**Problem description**:
Copy the data from its first line through the line containing "731 512 741</box>", changing every "spec-value" to "spec-entry" and leaving everything else the same.

**Exercise materials**:

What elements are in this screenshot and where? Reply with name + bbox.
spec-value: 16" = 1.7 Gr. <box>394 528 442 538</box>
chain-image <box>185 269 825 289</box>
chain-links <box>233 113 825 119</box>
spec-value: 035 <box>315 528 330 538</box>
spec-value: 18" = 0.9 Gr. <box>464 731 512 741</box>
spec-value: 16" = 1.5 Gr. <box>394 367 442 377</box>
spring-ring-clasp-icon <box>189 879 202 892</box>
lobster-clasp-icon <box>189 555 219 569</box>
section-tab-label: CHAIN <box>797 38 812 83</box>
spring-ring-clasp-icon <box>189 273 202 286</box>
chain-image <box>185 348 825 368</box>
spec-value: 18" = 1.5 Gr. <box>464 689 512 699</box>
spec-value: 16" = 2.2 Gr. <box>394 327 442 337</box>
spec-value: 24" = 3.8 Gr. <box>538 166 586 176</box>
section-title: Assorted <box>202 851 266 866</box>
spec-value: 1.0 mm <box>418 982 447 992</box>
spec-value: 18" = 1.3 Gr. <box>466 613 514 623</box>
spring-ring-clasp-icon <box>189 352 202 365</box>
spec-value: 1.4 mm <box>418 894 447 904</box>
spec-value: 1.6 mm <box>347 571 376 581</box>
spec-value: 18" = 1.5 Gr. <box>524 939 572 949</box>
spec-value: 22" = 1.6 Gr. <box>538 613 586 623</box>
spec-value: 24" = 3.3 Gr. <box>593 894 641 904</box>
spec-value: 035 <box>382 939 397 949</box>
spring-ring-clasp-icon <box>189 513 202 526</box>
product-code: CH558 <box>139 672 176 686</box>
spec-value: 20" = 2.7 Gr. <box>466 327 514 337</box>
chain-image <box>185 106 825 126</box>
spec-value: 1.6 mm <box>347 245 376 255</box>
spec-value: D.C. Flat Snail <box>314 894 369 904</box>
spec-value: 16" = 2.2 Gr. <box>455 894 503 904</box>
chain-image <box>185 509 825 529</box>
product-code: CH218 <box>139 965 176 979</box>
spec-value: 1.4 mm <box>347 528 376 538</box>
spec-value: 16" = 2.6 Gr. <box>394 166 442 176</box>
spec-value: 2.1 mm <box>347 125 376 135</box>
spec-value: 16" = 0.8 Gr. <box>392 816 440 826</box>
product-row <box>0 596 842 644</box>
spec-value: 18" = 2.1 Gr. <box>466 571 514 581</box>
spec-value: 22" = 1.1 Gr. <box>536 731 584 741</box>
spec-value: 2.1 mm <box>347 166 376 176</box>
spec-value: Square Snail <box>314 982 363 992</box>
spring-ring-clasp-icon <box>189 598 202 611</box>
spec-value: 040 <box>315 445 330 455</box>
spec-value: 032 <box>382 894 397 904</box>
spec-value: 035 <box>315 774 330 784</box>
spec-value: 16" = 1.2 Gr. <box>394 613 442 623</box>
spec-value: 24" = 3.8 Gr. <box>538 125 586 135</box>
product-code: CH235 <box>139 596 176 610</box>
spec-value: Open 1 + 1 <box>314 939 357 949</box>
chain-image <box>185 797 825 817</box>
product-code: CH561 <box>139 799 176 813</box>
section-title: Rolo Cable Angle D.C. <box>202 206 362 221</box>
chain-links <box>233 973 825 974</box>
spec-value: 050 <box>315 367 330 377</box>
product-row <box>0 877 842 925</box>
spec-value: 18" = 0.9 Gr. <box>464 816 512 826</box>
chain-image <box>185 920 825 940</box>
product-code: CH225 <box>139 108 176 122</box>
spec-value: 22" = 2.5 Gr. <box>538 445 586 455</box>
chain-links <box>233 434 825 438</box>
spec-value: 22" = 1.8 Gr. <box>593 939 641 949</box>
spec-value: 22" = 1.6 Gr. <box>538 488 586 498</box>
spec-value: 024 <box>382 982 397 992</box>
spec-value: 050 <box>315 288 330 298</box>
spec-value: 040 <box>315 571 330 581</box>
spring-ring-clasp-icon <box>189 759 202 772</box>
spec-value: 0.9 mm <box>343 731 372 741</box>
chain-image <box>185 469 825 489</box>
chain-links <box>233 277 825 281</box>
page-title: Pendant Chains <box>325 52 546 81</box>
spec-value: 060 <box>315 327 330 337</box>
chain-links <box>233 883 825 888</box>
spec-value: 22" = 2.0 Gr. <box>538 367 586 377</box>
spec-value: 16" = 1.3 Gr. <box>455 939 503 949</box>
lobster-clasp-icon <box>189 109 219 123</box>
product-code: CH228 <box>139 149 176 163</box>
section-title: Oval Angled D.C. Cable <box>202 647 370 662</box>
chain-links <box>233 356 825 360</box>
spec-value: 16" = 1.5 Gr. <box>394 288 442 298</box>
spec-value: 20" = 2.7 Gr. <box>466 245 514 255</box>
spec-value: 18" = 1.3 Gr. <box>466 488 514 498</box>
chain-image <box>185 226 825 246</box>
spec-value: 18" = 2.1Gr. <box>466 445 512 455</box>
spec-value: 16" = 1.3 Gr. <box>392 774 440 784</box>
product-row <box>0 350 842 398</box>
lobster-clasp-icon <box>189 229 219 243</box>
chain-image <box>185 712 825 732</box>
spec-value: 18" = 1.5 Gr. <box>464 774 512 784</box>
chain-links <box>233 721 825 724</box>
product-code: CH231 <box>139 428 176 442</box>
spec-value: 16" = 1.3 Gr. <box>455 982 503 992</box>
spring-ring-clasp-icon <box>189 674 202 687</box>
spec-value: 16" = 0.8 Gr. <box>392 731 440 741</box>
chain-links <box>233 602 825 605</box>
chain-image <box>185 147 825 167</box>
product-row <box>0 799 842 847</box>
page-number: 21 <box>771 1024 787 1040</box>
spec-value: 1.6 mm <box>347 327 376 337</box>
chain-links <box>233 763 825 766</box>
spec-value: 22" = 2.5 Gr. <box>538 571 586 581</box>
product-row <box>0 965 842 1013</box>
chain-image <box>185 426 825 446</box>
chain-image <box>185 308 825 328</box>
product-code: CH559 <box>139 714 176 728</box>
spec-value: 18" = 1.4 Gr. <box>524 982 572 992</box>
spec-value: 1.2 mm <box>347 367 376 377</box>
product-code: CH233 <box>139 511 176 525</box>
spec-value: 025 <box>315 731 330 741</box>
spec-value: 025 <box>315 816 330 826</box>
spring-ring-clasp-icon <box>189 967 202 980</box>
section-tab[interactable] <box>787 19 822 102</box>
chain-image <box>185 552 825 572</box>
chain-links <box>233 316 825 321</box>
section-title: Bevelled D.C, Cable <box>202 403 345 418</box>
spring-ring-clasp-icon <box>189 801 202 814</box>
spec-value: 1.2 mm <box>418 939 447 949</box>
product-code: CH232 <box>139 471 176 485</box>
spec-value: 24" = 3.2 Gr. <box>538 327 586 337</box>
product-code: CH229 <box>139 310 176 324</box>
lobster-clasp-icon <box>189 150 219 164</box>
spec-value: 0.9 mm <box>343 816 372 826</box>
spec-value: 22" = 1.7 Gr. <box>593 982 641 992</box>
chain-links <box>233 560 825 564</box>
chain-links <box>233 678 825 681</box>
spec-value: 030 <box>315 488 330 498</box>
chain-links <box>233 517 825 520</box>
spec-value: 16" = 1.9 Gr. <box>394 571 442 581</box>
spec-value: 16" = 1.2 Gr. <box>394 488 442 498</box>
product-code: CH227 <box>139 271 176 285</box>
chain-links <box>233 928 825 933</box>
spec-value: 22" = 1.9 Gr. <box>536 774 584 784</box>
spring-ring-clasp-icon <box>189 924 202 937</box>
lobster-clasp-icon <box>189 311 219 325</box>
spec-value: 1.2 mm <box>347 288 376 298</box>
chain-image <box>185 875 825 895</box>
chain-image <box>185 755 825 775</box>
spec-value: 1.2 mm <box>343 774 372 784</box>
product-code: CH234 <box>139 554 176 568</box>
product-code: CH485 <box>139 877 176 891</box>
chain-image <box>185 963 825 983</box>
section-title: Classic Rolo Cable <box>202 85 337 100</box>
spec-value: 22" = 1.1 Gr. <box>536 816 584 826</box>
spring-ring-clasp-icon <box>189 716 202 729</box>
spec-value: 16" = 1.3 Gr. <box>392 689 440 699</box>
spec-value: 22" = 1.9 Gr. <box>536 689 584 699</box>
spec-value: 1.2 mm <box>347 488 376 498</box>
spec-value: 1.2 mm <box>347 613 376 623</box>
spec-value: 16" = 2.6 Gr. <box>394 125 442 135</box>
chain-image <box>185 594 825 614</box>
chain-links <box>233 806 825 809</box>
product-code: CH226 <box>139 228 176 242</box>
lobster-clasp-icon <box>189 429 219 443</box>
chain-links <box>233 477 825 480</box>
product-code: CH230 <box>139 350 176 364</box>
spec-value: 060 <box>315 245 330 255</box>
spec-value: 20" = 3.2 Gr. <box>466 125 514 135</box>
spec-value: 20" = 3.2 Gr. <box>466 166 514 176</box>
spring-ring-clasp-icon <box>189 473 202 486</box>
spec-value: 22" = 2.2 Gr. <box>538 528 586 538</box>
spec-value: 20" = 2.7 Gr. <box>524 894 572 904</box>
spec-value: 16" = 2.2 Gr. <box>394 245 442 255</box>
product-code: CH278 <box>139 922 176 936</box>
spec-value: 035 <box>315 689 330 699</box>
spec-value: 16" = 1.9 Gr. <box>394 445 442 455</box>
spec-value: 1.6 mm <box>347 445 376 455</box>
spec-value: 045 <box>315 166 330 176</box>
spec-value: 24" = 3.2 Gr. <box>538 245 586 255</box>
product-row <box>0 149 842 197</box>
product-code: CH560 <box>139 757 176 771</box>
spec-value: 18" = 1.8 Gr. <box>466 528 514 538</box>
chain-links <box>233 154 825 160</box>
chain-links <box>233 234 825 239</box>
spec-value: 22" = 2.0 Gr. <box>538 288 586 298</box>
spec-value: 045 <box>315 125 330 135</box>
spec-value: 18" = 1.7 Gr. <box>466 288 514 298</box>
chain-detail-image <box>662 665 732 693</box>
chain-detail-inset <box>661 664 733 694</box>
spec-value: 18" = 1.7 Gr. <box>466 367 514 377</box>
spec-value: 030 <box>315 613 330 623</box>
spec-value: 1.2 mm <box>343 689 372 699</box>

**Answer to this task**:
What elements are in this screenshot and where? Reply with name + bbox.
spec-entry: 16" = 1.7 Gr. <box>394 528 442 538</box>
chain-image <box>185 269 825 289</box>
chain-links <box>233 113 825 119</box>
spec-entry: 035 <box>315 528 330 538</box>
spec-entry: 18" = 0.9 Gr. <box>464 731 512 741</box>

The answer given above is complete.